╔══

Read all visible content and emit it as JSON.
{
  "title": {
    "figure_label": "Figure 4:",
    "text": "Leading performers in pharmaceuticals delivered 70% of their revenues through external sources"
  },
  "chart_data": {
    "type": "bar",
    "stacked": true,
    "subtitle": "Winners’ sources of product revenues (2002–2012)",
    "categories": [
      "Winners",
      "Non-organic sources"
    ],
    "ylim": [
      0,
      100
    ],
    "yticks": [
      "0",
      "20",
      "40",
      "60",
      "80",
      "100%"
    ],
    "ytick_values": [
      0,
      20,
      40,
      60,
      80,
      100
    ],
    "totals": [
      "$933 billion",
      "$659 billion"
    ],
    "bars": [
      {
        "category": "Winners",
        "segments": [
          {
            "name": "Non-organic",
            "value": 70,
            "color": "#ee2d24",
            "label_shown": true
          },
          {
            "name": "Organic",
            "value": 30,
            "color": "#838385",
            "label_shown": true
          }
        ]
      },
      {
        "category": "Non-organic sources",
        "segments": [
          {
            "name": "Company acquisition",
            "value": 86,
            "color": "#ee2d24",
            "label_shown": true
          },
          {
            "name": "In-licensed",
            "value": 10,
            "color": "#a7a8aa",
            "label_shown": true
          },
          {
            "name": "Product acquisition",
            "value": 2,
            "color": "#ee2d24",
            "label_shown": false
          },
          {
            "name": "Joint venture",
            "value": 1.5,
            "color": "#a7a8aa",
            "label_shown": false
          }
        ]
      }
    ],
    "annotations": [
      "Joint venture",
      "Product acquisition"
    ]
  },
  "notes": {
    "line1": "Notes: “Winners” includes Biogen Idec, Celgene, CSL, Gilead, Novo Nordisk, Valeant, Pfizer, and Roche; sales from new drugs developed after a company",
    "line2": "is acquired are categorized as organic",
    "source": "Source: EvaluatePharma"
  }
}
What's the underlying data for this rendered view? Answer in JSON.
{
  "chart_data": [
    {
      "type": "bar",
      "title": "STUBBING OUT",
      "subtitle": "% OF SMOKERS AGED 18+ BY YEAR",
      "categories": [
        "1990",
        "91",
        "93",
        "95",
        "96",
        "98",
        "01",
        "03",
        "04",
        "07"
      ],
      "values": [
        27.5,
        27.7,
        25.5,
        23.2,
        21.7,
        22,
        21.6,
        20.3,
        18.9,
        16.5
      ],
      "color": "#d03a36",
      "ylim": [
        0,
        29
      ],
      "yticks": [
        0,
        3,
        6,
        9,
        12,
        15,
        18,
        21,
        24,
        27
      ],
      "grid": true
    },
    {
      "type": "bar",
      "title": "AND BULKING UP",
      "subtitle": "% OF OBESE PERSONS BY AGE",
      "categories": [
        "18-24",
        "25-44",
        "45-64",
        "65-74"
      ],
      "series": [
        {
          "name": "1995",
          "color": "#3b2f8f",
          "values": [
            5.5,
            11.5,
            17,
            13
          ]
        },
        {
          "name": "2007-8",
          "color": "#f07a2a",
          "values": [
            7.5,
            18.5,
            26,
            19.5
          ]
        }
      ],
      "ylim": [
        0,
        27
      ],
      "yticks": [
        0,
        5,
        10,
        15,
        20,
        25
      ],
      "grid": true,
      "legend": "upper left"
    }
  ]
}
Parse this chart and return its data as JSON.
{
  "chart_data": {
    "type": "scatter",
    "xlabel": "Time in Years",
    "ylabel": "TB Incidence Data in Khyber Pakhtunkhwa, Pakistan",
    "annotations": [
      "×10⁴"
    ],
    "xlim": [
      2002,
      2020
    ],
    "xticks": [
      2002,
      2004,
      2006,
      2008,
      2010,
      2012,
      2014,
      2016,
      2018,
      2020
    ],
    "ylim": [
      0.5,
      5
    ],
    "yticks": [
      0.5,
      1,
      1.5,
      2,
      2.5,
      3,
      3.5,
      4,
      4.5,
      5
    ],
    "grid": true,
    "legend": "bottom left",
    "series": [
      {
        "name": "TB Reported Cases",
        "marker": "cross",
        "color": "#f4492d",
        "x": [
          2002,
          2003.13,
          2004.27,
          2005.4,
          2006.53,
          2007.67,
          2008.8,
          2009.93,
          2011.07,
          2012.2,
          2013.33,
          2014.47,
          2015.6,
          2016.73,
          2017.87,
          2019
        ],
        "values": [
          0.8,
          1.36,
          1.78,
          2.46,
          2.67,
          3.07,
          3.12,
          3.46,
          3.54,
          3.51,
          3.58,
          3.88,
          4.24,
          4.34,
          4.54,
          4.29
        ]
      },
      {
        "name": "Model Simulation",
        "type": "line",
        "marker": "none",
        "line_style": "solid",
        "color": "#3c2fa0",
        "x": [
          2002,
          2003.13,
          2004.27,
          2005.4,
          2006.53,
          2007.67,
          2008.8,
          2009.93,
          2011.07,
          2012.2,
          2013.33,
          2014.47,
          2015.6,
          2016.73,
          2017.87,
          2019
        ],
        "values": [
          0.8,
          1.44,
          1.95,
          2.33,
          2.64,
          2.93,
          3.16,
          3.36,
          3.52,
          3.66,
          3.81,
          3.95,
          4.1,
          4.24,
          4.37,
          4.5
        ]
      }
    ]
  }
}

╚══

### THE TASK
Gather every line from the listing above in which "type" appears, and copy those lines.

### TASK RESPONSE
    "type": "bar",
      "type": "bar",
      "type": "bar",
    "type": "scatter",
        "type": "line",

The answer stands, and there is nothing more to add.